<<<<
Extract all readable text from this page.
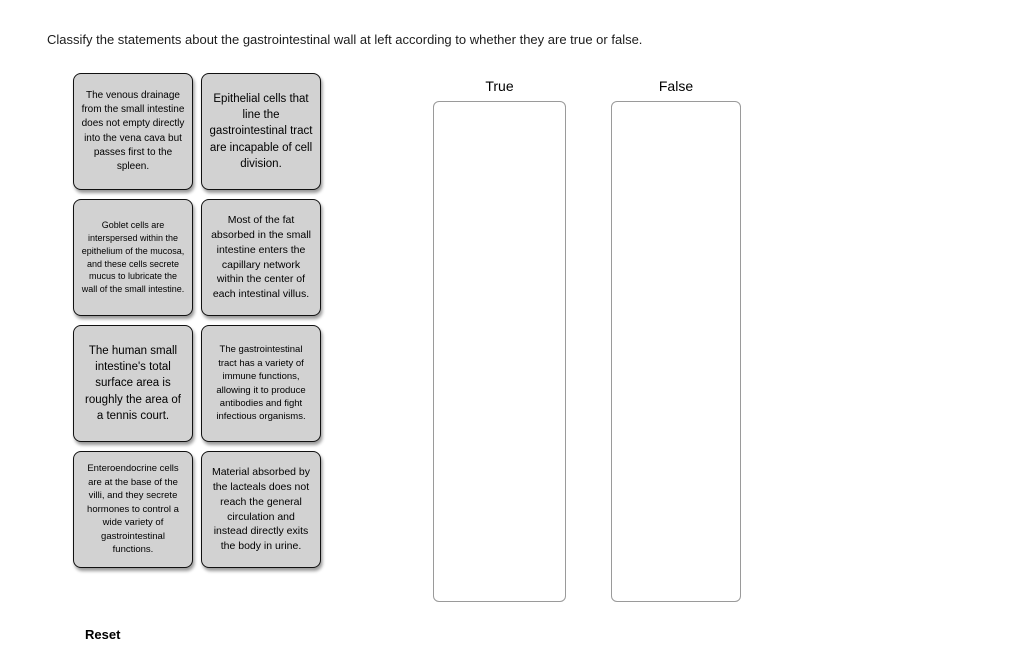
Classify the statements about the gastrointestinal wall at left according to whether they are true or false.
The venous drainage from the small intestine does not empty directly into the vena cava but passes first to the spleen.
Epithelial cells that line the gastrointestinal tract are incapable of cell division.
Goblet cells are interspersed within the epithelium of the mucosa, and these cells secrete mucus to lubricate the wall of the small intestine.
Most of the fat absorbed in the small intestine enters the capillary network within the center of each intestinal villus.
The human small intestine's total surface area is roughly the area of a tennis court.
The gastrointestinal tract has a variety of immune functions, allowing it to produce antibodies and fight infectious organisms.
Enteroendocrine cells are at the base of the villi, and they secrete hormones to control a wide variety of gastrointestinal functions.
Material absorbed by the lacteals does not reach the general circulation and instead directly exits the body in urine.
True	False
Reset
>>>>
→ Task brief
What you return must match the records exactly, apart from the images, which are omitted.

→ Answer box
Extract all readable text from this page.
Classify the statements about the gastrointestinal wall at left according to whether they are true or false.
The venous drainage from the small intestine does not empty directly into the vena cava but passes first to the spleen.
Epithelial cells that line the gastrointestinal tract are incapable of cell division.
Goblet cells are interspersed within the epithelium of the mucosa, and these cells secrete mucus to lubricate the wall of the small intestine.
Most of the fat absorbed in the small intestine enters the capillary network within the center of each intestinal villus.
The human small intestine's total surface area is roughly the area of a tennis court.
The gastrointestinal tract has a variety of immune functions, allowing it to produce antibodies and fight infectious organisms.
Enteroendocrine cells are at the base of the villi, and they secrete hormones to control a wide variety of gastrointestinal functions.
Material absorbed by the lacteals does not reach the general circulation and instead directly exits the body in urine.
True	False
Reset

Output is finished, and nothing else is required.